── Working data ──

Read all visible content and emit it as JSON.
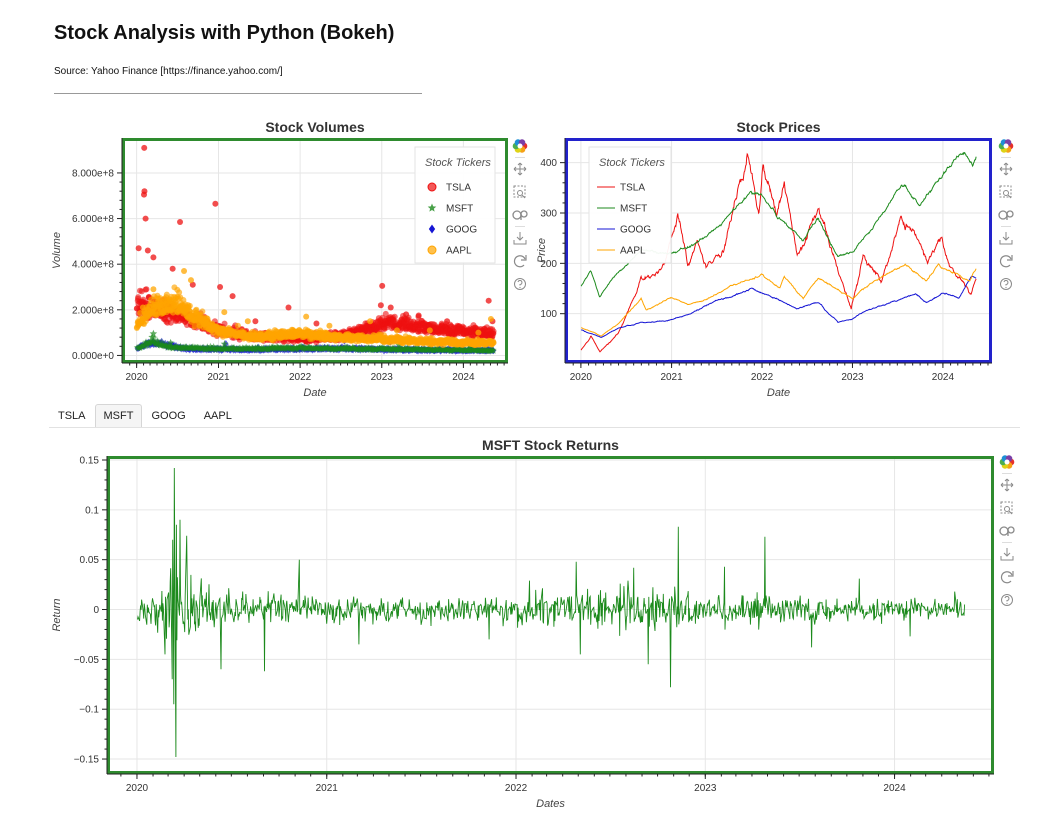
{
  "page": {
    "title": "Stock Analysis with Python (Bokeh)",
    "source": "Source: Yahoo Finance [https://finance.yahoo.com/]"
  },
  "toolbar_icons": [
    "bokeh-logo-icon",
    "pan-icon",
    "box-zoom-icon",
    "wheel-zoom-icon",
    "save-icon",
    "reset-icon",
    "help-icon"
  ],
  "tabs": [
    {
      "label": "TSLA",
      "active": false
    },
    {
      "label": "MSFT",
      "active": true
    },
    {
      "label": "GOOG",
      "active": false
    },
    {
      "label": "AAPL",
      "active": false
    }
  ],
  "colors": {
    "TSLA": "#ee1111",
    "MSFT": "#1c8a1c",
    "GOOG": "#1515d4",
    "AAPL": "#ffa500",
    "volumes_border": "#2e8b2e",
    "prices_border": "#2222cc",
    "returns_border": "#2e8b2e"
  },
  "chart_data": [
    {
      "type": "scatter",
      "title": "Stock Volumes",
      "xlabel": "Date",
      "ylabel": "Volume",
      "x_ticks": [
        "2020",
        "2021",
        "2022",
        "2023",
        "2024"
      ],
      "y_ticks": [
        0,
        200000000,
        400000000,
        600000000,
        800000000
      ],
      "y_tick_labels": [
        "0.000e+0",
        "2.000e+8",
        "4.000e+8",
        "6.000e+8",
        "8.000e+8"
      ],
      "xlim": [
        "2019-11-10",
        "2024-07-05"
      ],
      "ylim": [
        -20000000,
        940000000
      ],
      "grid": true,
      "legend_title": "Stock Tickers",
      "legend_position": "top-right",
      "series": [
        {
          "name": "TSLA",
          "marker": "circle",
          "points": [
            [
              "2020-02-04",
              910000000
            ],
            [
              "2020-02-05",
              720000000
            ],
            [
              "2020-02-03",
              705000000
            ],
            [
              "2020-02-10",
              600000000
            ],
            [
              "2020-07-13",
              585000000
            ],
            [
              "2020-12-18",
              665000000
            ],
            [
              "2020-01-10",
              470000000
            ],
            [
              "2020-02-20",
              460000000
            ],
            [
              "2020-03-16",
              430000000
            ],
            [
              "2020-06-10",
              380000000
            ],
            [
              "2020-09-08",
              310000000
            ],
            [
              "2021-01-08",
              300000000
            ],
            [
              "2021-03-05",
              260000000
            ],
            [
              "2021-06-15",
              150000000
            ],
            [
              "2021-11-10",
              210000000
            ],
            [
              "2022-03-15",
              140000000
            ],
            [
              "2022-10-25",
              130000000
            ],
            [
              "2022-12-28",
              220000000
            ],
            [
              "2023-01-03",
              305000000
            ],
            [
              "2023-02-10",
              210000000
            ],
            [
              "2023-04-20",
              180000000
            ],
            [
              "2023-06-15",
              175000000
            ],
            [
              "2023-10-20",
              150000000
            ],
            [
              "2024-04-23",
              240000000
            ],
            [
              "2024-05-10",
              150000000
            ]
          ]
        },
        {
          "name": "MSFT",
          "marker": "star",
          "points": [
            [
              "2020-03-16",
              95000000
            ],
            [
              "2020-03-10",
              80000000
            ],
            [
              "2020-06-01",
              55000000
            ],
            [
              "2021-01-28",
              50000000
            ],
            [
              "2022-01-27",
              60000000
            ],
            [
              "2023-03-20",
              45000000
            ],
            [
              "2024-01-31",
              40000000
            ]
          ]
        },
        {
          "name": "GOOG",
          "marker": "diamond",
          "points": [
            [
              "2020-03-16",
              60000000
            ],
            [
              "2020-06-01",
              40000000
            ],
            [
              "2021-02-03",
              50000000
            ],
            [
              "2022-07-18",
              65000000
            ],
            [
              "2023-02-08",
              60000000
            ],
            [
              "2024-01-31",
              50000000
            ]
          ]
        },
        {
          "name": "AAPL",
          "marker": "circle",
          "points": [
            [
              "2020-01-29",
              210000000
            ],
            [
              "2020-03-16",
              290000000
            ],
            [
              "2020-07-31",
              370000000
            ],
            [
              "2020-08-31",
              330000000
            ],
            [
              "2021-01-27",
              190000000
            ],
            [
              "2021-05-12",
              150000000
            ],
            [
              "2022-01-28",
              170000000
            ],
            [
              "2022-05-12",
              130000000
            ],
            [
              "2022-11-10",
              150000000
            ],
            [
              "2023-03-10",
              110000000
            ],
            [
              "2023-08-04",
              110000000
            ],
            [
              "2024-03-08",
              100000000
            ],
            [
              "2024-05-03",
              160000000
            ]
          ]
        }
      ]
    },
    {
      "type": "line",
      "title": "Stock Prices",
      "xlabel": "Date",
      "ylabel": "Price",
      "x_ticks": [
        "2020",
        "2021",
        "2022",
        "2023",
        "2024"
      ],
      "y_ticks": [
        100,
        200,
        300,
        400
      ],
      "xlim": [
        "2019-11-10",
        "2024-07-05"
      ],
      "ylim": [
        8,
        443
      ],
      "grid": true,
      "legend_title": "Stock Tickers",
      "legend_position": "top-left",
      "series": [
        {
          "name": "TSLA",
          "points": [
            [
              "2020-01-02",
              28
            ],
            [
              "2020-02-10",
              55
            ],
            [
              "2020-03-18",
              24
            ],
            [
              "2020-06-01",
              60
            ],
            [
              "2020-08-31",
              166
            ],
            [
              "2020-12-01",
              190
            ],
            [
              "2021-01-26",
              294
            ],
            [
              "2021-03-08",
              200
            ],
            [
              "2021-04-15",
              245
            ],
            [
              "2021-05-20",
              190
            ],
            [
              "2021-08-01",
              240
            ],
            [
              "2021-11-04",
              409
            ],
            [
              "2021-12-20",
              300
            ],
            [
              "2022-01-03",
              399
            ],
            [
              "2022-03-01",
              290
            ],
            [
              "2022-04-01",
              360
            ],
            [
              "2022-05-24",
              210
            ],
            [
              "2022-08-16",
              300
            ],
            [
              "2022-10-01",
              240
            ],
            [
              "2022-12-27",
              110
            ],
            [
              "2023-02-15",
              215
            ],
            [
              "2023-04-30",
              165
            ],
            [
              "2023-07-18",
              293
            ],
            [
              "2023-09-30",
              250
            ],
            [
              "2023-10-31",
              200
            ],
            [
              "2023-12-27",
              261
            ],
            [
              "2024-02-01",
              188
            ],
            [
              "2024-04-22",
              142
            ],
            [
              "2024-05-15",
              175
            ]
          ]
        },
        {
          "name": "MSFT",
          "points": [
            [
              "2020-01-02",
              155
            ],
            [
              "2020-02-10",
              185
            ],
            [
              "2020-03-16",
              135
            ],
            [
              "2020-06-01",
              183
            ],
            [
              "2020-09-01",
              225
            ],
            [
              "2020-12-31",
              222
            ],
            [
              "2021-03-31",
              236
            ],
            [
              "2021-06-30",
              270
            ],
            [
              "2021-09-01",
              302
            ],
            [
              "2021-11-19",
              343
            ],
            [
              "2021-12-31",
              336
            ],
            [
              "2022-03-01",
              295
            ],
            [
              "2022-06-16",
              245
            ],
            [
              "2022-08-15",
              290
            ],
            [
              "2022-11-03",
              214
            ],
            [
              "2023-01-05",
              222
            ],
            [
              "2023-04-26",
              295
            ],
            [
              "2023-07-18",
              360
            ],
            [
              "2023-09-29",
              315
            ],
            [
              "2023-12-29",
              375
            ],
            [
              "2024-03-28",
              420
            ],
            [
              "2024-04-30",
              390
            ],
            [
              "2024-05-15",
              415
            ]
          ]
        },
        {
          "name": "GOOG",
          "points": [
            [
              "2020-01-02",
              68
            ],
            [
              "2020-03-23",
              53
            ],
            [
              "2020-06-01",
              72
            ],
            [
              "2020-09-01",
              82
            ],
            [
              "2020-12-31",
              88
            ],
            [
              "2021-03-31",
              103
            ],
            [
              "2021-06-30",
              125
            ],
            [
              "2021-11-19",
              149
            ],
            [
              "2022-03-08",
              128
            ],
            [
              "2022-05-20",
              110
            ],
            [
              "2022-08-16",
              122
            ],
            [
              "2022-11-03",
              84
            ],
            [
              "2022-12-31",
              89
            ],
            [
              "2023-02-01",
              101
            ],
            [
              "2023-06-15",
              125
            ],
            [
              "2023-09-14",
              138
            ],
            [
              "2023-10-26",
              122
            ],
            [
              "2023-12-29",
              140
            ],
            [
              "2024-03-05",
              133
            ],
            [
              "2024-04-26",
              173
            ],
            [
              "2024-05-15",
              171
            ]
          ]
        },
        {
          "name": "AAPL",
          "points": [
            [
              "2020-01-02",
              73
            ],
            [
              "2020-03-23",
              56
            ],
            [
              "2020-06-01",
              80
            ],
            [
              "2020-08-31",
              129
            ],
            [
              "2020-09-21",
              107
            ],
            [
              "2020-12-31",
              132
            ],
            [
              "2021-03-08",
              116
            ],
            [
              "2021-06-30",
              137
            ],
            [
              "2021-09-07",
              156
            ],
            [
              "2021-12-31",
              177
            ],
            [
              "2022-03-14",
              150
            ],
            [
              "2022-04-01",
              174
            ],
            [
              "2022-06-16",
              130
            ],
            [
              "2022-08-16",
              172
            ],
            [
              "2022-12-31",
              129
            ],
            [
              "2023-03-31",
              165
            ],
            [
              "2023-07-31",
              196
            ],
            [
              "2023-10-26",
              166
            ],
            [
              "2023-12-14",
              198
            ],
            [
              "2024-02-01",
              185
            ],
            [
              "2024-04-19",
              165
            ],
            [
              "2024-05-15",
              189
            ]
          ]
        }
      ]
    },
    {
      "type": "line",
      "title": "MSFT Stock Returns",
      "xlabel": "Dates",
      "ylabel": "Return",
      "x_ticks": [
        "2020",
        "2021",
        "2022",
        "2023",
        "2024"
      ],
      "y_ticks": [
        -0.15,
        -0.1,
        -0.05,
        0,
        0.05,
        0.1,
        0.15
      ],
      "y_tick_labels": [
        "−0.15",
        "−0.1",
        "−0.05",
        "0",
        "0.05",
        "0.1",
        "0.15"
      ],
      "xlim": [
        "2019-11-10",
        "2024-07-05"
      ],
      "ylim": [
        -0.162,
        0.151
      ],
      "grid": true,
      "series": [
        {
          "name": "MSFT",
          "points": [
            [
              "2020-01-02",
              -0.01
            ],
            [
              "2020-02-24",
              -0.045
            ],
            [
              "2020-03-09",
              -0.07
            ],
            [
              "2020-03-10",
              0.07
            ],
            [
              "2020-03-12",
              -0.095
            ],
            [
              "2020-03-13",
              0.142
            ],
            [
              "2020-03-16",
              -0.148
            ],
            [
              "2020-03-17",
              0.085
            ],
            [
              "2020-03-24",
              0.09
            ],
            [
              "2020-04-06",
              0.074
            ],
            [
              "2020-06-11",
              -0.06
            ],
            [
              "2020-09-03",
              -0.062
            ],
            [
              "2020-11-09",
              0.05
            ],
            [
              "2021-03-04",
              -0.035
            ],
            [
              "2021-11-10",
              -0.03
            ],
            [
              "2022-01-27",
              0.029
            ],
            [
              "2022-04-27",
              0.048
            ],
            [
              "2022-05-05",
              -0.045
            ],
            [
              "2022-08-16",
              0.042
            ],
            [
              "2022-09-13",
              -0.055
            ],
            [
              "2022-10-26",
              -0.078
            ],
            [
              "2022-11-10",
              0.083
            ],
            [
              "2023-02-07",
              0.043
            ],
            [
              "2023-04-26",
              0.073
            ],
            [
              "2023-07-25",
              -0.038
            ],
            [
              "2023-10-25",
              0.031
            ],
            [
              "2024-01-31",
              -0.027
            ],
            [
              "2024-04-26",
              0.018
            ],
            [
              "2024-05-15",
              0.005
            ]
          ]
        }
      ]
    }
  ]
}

───
── Working data ──

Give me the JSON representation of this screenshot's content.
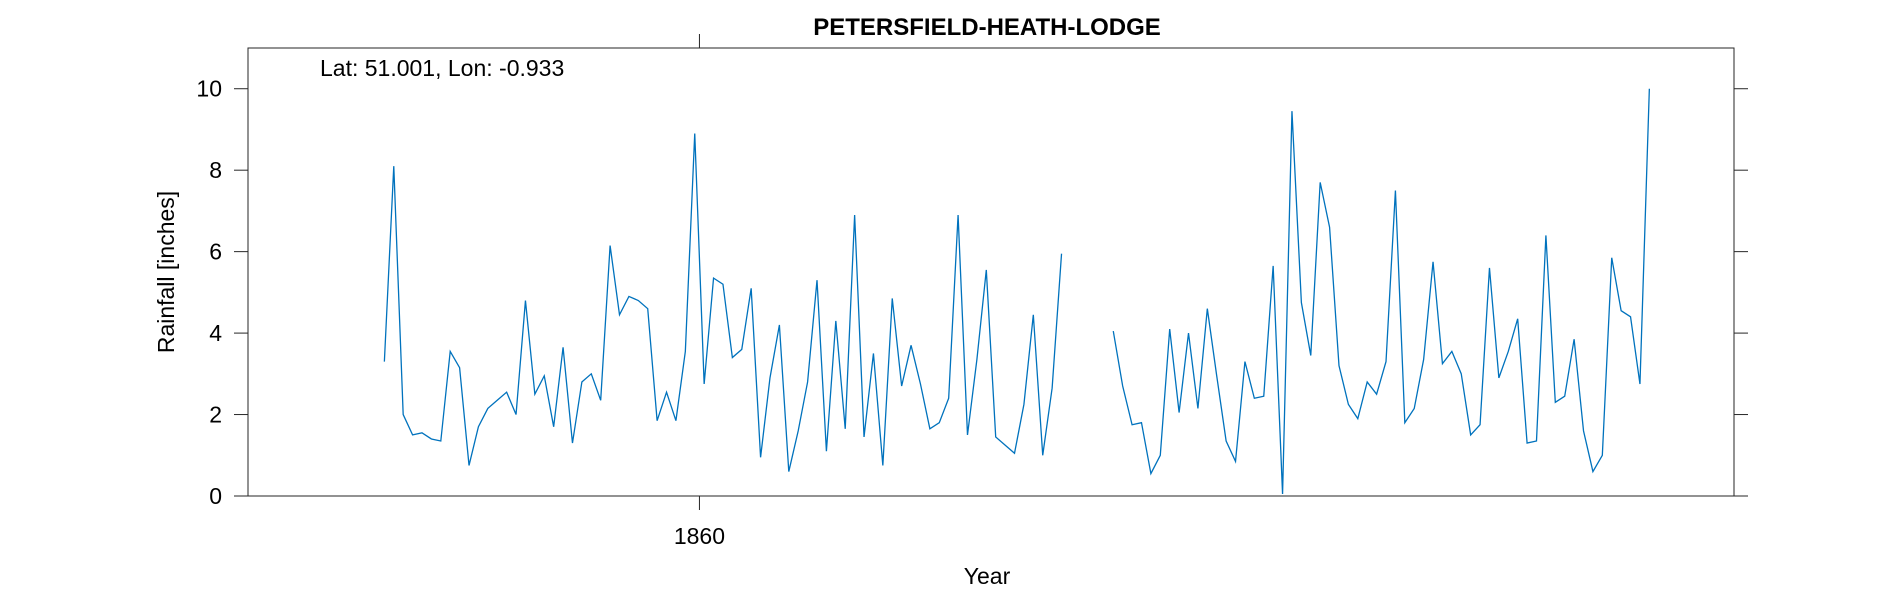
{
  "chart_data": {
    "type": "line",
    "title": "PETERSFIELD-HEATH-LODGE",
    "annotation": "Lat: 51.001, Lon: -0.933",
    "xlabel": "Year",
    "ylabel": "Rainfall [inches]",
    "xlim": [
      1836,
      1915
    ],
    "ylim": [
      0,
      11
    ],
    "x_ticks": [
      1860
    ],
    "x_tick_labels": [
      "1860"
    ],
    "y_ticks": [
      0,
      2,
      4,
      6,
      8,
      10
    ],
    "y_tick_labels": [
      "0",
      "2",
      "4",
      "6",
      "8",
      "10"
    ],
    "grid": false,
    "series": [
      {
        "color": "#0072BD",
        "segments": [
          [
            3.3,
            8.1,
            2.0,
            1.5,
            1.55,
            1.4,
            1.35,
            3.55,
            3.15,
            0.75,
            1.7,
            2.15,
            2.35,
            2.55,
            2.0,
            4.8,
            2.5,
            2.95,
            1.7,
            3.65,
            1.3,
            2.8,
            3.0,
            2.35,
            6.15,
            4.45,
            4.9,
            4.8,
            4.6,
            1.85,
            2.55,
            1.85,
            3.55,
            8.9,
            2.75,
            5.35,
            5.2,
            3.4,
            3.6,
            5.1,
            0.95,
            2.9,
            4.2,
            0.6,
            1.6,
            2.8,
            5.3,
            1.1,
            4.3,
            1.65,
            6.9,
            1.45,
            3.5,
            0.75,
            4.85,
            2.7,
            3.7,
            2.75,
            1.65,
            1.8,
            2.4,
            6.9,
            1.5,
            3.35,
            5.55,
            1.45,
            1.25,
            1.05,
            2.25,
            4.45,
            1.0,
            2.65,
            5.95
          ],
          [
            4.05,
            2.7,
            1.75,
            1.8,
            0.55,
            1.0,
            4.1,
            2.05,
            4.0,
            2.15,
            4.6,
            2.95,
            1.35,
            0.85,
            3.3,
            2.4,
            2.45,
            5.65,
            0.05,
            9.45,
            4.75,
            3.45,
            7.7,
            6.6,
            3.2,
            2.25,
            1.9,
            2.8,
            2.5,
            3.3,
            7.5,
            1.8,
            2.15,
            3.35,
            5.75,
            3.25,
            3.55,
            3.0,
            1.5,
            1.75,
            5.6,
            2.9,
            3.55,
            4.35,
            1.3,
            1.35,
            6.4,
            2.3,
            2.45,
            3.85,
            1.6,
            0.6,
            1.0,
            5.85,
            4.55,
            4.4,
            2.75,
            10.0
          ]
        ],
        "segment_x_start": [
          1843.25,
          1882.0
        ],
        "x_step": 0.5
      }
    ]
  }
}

───

▶ Short exercise
Copy out every line from the data above that has "marker" in it.

▶ Answer to the problem
          "marker": "circle",
          "marker": "star",
          "marker": "diamond",
          "marker": "circle",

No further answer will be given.